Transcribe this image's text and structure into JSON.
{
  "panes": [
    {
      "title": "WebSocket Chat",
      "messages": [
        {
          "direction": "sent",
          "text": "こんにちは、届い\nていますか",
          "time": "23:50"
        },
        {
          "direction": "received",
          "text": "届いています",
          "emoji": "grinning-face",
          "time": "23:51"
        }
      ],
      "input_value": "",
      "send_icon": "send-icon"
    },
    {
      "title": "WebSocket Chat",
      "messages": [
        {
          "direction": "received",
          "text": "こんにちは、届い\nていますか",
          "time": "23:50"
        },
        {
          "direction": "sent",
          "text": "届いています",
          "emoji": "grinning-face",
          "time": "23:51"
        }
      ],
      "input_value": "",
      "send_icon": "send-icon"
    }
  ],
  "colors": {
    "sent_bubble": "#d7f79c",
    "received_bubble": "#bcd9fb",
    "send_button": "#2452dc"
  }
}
===============
DIRECTIVE » Return all of the entries exactly as written.

OUTPUT FOR THIS EXERCISE »
Transcribe this image's text and structure into JSON.
{
  "panes": [
    {
      "title": "WebSocket Chat",
      "messages": [
        {
          "direction": "sent",
          "text": "こんにちは、届い\nていますか",
          "time": "23:50"
        },
        {
          "direction": "received",
          "text": "届いています",
          "emoji": "grinning-face",
          "time": "23:51"
        }
      ],
      "input_value": "",
      "send_icon": "send-icon"
    },
    {
      "title": "WebSocket Chat",
      "messages": [
        {
          "direction": "received",
          "text": "こんにちは、届い\nていますか",
          "time": "23:50"
        },
        {
          "direction": "sent",
          "text": "届いています",
          "emoji": "grinning-face",
          "time": "23:51"
        }
      ],
      "input_value": "",
      "send_icon": "send-icon"
    }
  ],
  "colors": {
    "sent_bubble": "#d7f79c",
    "received_bubble": "#bcd9fb",
    "send_button": "#2452dc"
  }
}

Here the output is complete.